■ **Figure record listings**

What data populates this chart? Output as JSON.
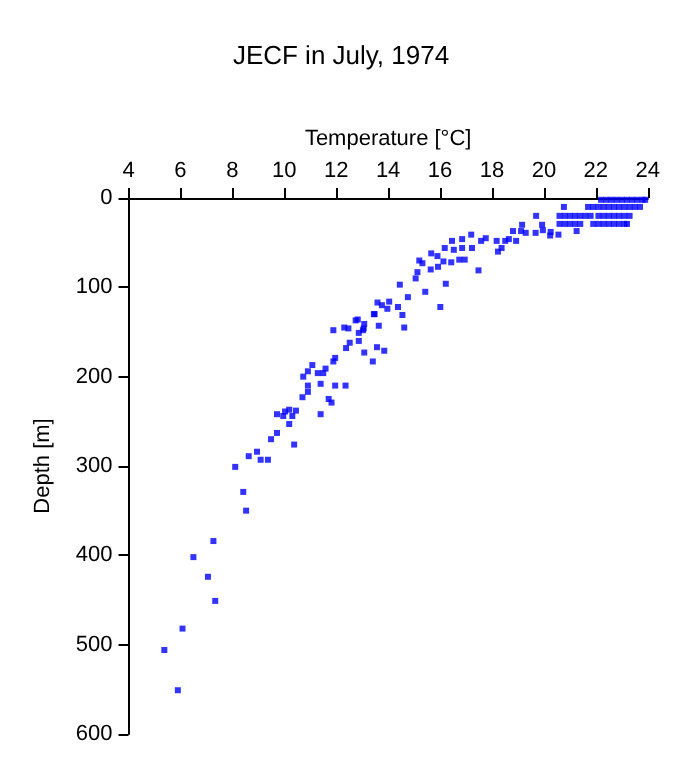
{
  "chart_data": {
    "type": "scatter",
    "title": "JECF in July, 1974",
    "xlabel": "Temperature [°C]",
    "ylabel": "Depth [m]",
    "xlim": [
      4,
      24
    ],
    "xticks": [
      4,
      6,
      8,
      10,
      12,
      14,
      16,
      18,
      20,
      22,
      24
    ],
    "ylim": [
      600,
      0
    ],
    "yticks": [
      0,
      100,
      200,
      300,
      400,
      500,
      600
    ],
    "grid": false,
    "marker": "square",
    "series": [
      {
        "color": "#0000ff",
        "x": [
          8.42,
          8.53,
          7.27,
          6.5,
          7.06,
          7.34,
          6.08,
          5.38,
          5.9,
          8.11,
          8.63,
          8.95,
          9.09,
          9.37,
          9.49,
          9.72,
          10.38,
          10.19,
          9.72,
          9.96,
          10.03,
          10.19,
          10.31,
          10.45,
          10.7,
          10.91,
          11.4,
          11.71,
          11.82,
          10.91,
          11.4,
          11.96,
          12.36,
          10.73,
          10.91,
          11.08,
          11.29,
          11.5,
          11.59,
          11.89,
          11.96,
          11.89,
          12.31,
          12.47,
          12.52,
          12.38,
          12.83,
          12.87,
          13.08,
          13.08,
          13.64,
          13.57,
          13.85,
          13.41,
          13.45,
          13.59,
          13.76,
          13.97,
          13.03,
          14.62,
          14.55,
          12.87,
          13.06,
          12.75,
          13.48,
          14.04,
          14.38,
          14.76,
          16.01,
          15.43,
          16.22,
          14.45,
          15.06,
          15.13,
          15.2,
          15.32,
          15.64,
          15.92,
          16.13,
          16.43,
          16.74,
          16.95,
          15.66,
          15.9,
          16.18,
          16.53,
          16.85,
          16.85,
          17.23,
          17.48,
          16.46,
          17.2,
          17.58,
          17.76,
          18.18,
          18.23,
          18.37,
          18.51,
          18.65,
          18.93,
          18.81,
          19.12,
          19.3,
          19.16,
          19.68,
          19.96,
          20.26,
          20.56,
          20.24,
          19.93,
          19.7,
          20.77,
          21.26,
          22.2,
          22.4,
          22.6,
          22.8,
          23.0,
          23.2,
          23.4,
          23.6,
          23.8,
          23.9,
          21.7,
          21.9,
          22.1,
          22.3,
          22.5,
          22.7,
          22.9,
          23.1,
          23.3,
          23.5,
          23.7,
          20.6,
          20.8,
          21.0,
          21.2,
          21.4,
          21.6,
          21.8,
          22.1,
          22.3,
          22.5,
          22.7,
          22.9,
          23.1,
          23.3,
          20.6,
          20.8,
          21.0,
          21.2,
          21.4,
          21.9,
          22.1,
          22.3,
          22.5,
          22.7,
          22.9,
          23.1,
          23.2
        ],
        "values": [
          329,
          350,
          384,
          402,
          424,
          451,
          482,
          506,
          551,
          301,
          289,
          284,
          293,
          293,
          270,
          263,
          276,
          253,
          242,
          244,
          239,
          237,
          244,
          238,
          223,
          217,
          242,
          225,
          229,
          210,
          208,
          210,
          210,
          200,
          194,
          187,
          196,
          196,
          191,
          183,
          179,
          148,
          145,
          146,
          162,
          168,
          136,
          160,
          141,
          173,
          143,
          167,
          171,
          183,
          130,
          117,
          120,
          124,
          148,
          145,
          131,
          151,
          146,
          137,
          130,
          116,
          122,
          111,
          122,
          105,
          96,
          97,
          90,
          83,
          70,
          73,
          80,
          77,
          71,
          72,
          69,
          69,
          62,
          65,
          56,
          58,
          56,
          46,
          56,
          81,
          48,
          41,
          48,
          45,
          48,
          60,
          56,
          48,
          46,
          48,
          37,
          37,
          39,
          30,
          39,
          36,
          38,
          41,
          42,
          30,
          20,
          10,
          37,
          2,
          2,
          2,
          2,
          2,
          2,
          2,
          2,
          2,
          2,
          10,
          10,
          10,
          10,
          10,
          10,
          10,
          10,
          10,
          10,
          10,
          20,
          20,
          20,
          20,
          20,
          20,
          20,
          20,
          20,
          20,
          20,
          20,
          20,
          20,
          29,
          29,
          29,
          29,
          29,
          29,
          29,
          29,
          29,
          29,
          29,
          29,
          29
        ]
      }
    ]
  }
}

■ **WRITTEN PROBLEM**
Copy every entry exactly as written. Pictures are excluded.

■ **CORRECT RESPONSE**
What data populates this chart? Output as JSON.
{
  "chart_data": {
    "type": "scatter",
    "title": "JECF in July, 1974",
    "xlabel": "Temperature [°C]",
    "ylabel": "Depth [m]",
    "xlim": [
      4,
      24
    ],
    "xticks": [
      4,
      6,
      8,
      10,
      12,
      14,
      16,
      18,
      20,
      22,
      24
    ],
    "ylim": [
      600,
      0
    ],
    "yticks": [
      0,
      100,
      200,
      300,
      400,
      500,
      600
    ],
    "grid": false,
    "marker": "square",
    "series": [
      {
        "color": "#0000ff",
        "x": [
          8.42,
          8.53,
          7.27,
          6.5,
          7.06,
          7.34,
          6.08,
          5.38,
          5.9,
          8.11,
          8.63,
          8.95,
          9.09,
          9.37,
          9.49,
          9.72,
          10.38,
          10.19,
          9.72,
          9.96,
          10.03,
          10.19,
          10.31,
          10.45,
          10.7,
          10.91,
          11.4,
          11.71,
          11.82,
          10.91,
          11.4,
          11.96,
          12.36,
          10.73,
          10.91,
          11.08,
          11.29,
          11.5,
          11.59,
          11.89,
          11.96,
          11.89,
          12.31,
          12.47,
          12.52,
          12.38,
          12.83,
          12.87,
          13.08,
          13.08,
          13.64,
          13.57,
          13.85,
          13.41,
          13.45,
          13.59,
          13.76,
          13.97,
          13.03,
          14.62,
          14.55,
          12.87,
          13.06,
          12.75,
          13.48,
          14.04,
          14.38,
          14.76,
          16.01,
          15.43,
          16.22,
          14.45,
          15.06,
          15.13,
          15.2,
          15.32,
          15.64,
          15.92,
          16.13,
          16.43,
          16.74,
          16.95,
          15.66,
          15.9,
          16.18,
          16.53,
          16.85,
          16.85,
          17.23,
          17.48,
          16.46,
          17.2,
          17.58,
          17.76,
          18.18,
          18.23,
          18.37,
          18.51,
          18.65,
          18.93,
          18.81,
          19.12,
          19.3,
          19.16,
          19.68,
          19.96,
          20.26,
          20.56,
          20.24,
          19.93,
          19.7,
          20.77,
          21.26,
          22.2,
          22.4,
          22.6,
          22.8,
          23.0,
          23.2,
          23.4,
          23.6,
          23.8,
          23.9,
          21.7,
          21.9,
          22.1,
          22.3,
          22.5,
          22.7,
          22.9,
          23.1,
          23.3,
          23.5,
          23.7,
          20.6,
          20.8,
          21.0,
          21.2,
          21.4,
          21.6,
          21.8,
          22.1,
          22.3,
          22.5,
          22.7,
          22.9,
          23.1,
          23.3,
          20.6,
          20.8,
          21.0,
          21.2,
          21.4,
          21.9,
          22.1,
          22.3,
          22.5,
          22.7,
          22.9,
          23.1,
          23.2
        ],
        "values": [
          329,
          350,
          384,
          402,
          424,
          451,
          482,
          506,
          551,
          301,
          289,
          284,
          293,
          293,
          270,
          263,
          276,
          253,
          242,
          244,
          239,
          237,
          244,
          238,
          223,
          217,
          242,
          225,
          229,
          210,
          208,
          210,
          210,
          200,
          194,
          187,
          196,
          196,
          191,
          183,
          179,
          148,
          145,
          146,
          162,
          168,
          136,
          160,
          141,
          173,
          143,
          167,
          171,
          183,
          130,
          117,
          120,
          124,
          148,
          145,
          131,
          151,
          146,
          137,
          130,
          116,
          122,
          111,
          122,
          105,
          96,
          97,
          90,
          83,
          70,
          73,
          80,
          77,
          71,
          72,
          69,
          69,
          62,
          65,
          56,
          58,
          56,
          46,
          56,
          81,
          48,
          41,
          48,
          45,
          48,
          60,
          56,
          48,
          46,
          48,
          37,
          37,
          39,
          30,
          39,
          36,
          38,
          41,
          42,
          30,
          20,
          10,
          37,
          2,
          2,
          2,
          2,
          2,
          2,
          2,
          2,
          2,
          2,
          10,
          10,
          10,
          10,
          10,
          10,
          10,
          10,
          10,
          10,
          10,
          20,
          20,
          20,
          20,
          20,
          20,
          20,
          20,
          20,
          20,
          20,
          20,
          20,
          20,
          29,
          29,
          29,
          29,
          29,
          29,
          29,
          29,
          29,
          29,
          29,
          29,
          29
        ]
      }
    ]
  }
}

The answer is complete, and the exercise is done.